• **YOUR OBJECTIVE**: Below are the records; locate each line with the word "pages" and copy it.

• **EXTRACTED DATA**:
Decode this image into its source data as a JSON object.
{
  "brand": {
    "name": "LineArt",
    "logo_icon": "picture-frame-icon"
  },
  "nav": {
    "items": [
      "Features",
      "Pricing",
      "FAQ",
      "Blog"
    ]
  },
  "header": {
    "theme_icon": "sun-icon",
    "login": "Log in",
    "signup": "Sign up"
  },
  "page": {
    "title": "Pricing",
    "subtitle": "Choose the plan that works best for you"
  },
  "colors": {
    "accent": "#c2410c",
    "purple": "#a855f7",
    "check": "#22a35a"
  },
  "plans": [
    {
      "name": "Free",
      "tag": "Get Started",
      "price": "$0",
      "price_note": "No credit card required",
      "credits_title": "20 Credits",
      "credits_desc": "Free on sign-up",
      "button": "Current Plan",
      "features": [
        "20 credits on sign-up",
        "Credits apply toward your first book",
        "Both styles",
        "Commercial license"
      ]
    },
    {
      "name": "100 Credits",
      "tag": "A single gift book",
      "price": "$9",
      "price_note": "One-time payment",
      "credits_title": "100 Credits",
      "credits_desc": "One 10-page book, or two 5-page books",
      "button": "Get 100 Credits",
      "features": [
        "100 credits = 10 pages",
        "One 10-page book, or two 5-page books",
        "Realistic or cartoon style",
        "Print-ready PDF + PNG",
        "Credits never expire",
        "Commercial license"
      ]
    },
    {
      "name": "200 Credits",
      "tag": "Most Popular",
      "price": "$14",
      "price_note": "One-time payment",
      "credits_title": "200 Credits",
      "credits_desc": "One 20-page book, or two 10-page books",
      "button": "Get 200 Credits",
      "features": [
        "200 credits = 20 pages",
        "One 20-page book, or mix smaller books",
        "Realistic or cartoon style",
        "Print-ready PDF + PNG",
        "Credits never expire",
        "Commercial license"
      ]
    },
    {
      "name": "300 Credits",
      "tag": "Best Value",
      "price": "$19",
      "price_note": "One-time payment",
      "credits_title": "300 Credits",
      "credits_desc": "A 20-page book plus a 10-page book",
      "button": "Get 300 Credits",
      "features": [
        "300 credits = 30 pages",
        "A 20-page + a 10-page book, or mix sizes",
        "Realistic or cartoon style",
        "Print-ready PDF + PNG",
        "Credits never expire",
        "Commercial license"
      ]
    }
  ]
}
==
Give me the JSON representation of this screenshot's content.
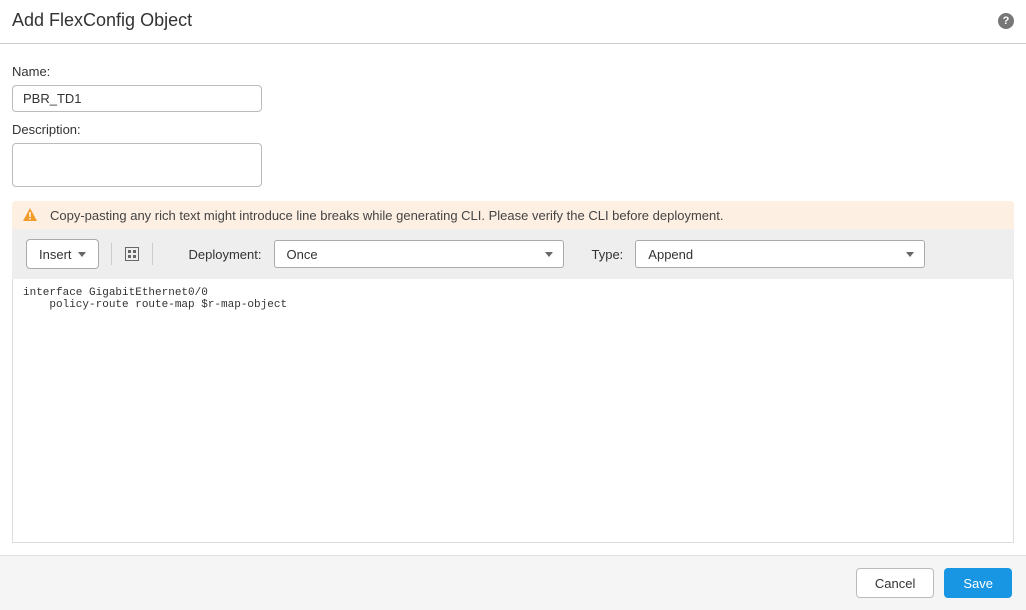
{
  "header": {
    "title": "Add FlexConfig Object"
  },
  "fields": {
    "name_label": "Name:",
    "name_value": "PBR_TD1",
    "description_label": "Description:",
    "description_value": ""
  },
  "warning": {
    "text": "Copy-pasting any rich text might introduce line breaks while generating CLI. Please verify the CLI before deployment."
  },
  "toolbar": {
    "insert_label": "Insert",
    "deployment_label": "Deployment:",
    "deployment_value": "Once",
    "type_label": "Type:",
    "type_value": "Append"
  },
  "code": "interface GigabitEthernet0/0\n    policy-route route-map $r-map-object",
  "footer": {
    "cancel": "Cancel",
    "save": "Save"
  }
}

• **CORRECT ANSWER**:
        "100 credits = 10 pages",
        "200 credits = 20 pages",
        "300 credits = 30 pages",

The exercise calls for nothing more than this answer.